-- Required work --
Determine how many lines of the entries contain "Коммунаров". Reply with that number alone.

-- Task material --
----------------------------------------

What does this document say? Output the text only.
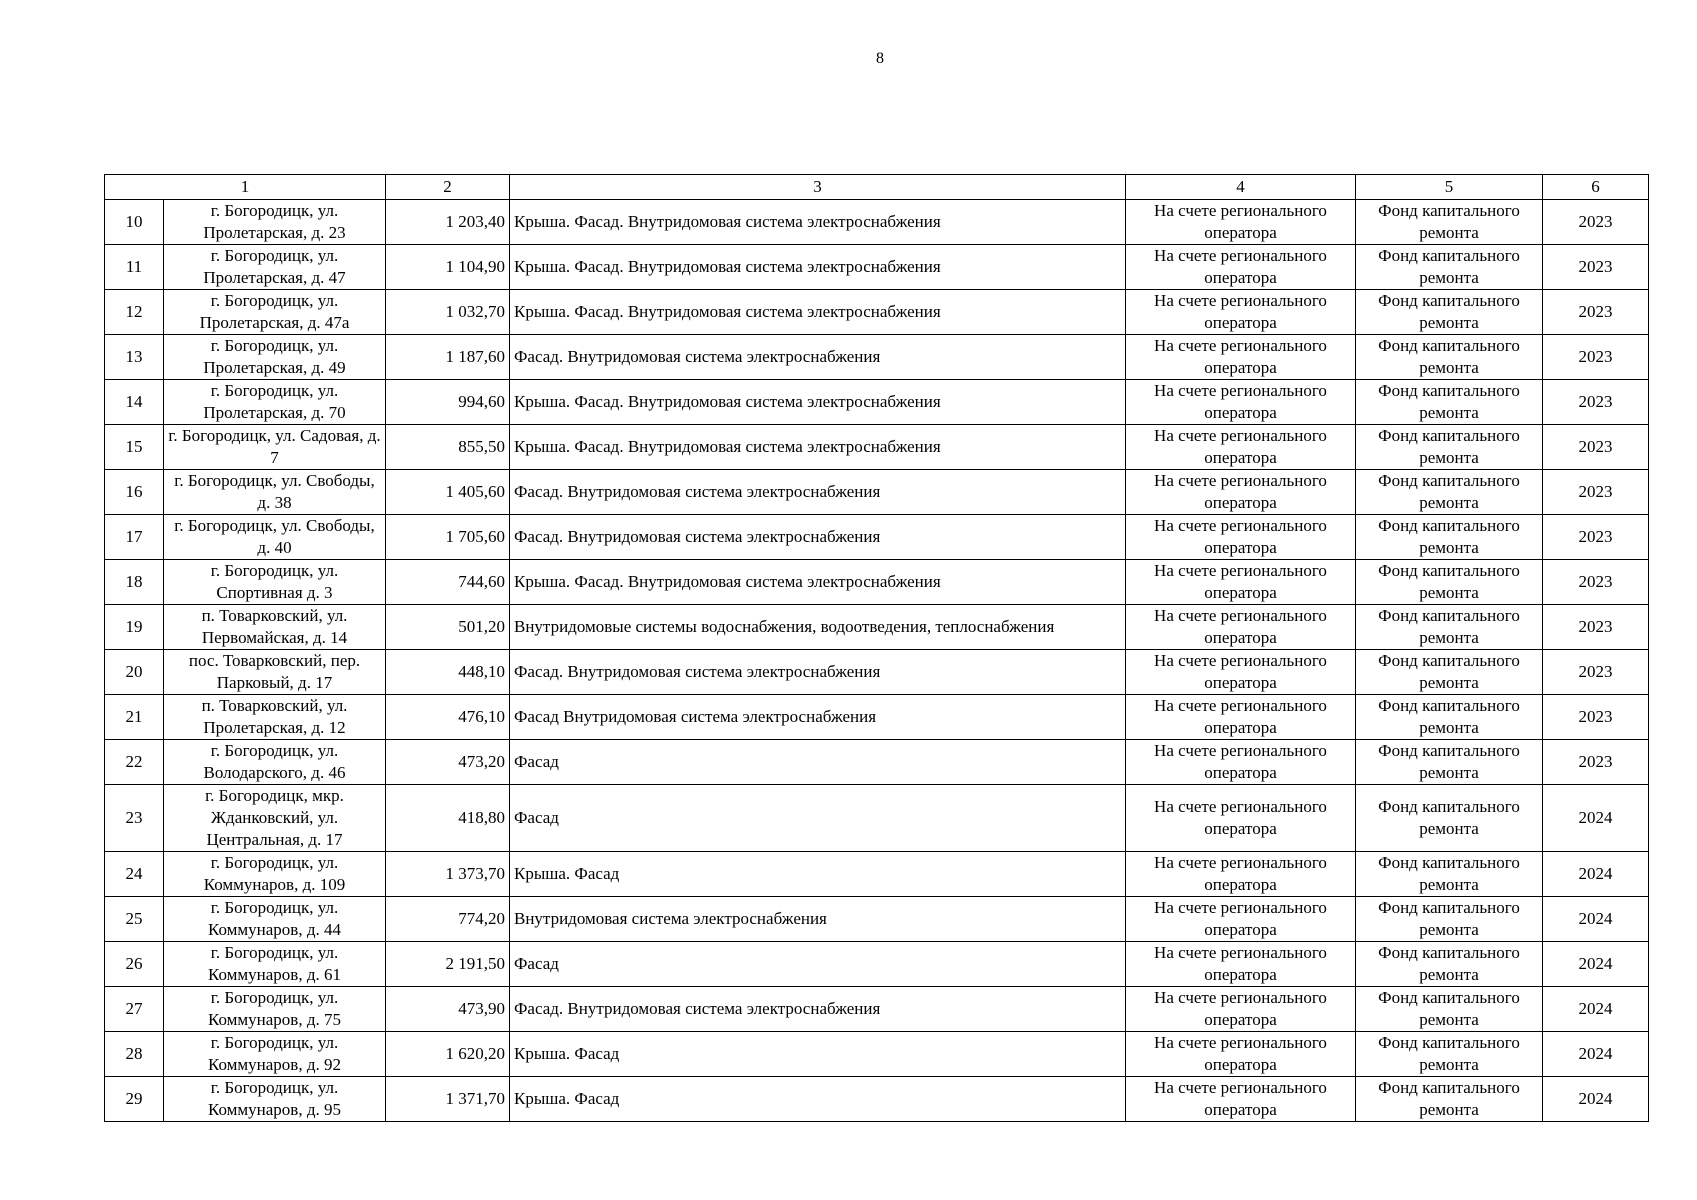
8
1		2	3	4	5	6
10	г. Богородицк, ул. Пролетарская, д. 23	1 203,40	Крыша. Фасад. Внутридомовая система электроснабжения	На счете регионального оператора	Фонд капитального ремонта	2023
11	г. Богородицк, ул. Пролетарская, д. 47	1 104,90	Крыша. Фасад. Внутридомовая система электроснабжения	На счете регионального оператора	Фонд капитального ремонта	2023
12	г. Богородицк, ул. Пролетарская, д. 47а	1 032,70	Крыша. Фасад. Внутридомовая система электроснабжения	На счете регионального оператора	Фонд капитального ремонта	2023
13	г. Богородицк, ул. Пролетарская, д. 49	1 187,60	Фасад. Внутридомовая система электроснабжения	На счете регионального оператора	Фонд капитального ремонта	2023
14	г. Богородицк, ул. Пролетарская, д. 70	994,60	Крыша. Фасад. Внутридомовая система электроснабжения	На счете регионального оператора	Фонд капитального ремонта	2023
15	г. Богородицк, ул. Садовая, д. 7	855,50	Крыша. Фасад. Внутридомовая система электроснабжения	На счете регионального оператора	Фонд капитального ремонта	2023
16	г. Богородицк, ул. Свободы, д. 38	1 405,60	Фасад. Внутридомовая система электроснабжения	На счете регионального оператора	Фонд капитального ремонта	2023
17	г. Богородицк, ул. Свободы, д. 40	1 705,60	Фасад. Внутридомовая система электроснабжения	На счете регионального оператора	Фонд капитального ремонта	2023
18	г. Богородицк, ул. Спортивная д. 3	744,60	Крыша. Фасад. Внутридомовая система электроснабжения	На счете регионального оператора	Фонд капитального ремонта	2023
19	п. Товарковский, ул. Первомайская, д. 14	501,20	Внутридомовые системы водоснабжения, водоотведения, теплоснабжения	На счете регионального оператора	Фонд капитального ремонта	2023
20	пос. Товарковский, пер. Парковый, д. 17	448,10	Фасад. Внутридомовая система электроснабжения	На счете регионального оператора	Фонд капитального ремонта	2023
21	п. Товарковский, ул. Пролетарская, д. 12	476,10	Фасад Внутридомовая система электроснабжения	На счете регионального оператора	Фонд капитального ремонта	2023
22	г. Богородицк, ул. Володарского, д. 46	473,20	Фасад	На счете регионального оператора	Фонд капитального ремонта	2023
23	г. Богородицк, мкр. Жданковский, ул. Центральная, д. 17	418,80	Фасад	На счете регионального оператора	Фонд капитального ремонта	2024
24	г. Богородицк, ул. Коммунаров, д. 109	1 373,70	Крыша. Фасад	На счете регионального оператора	Фонд капитального ремонта	2024
25	г. Богородицк, ул. Коммунаров, д. 44	774,20	Внутридомовая система электроснабжения	На счете регионального оператора	Фонд капитального ремонта	2024
26	г. Богородицк, ул. Коммунаров, д. 61	2 191,50	Фасад	На счете регионального оператора	Фонд капитального ремонта	2024
27	г. Богородицк, ул. Коммунаров, д. 75	473,90	Фасад. Внутридомовая система электроснабжения	На счете регионального оператора	Фонд капитального ремонта	2024
28	г. Богородицк, ул. Коммунаров, д. 92	1 620,20	Крыша. Фасад	На счете регионального оператора	Фонд капитального ремонта	2024
29	г. Богородицк, ул. Коммунаров, д. 95	1 371,70	Крыша. Фасад	На счете регионального оператора	Фонд капитального ремонта	2024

----------------------------------------

-- Expected answer --
6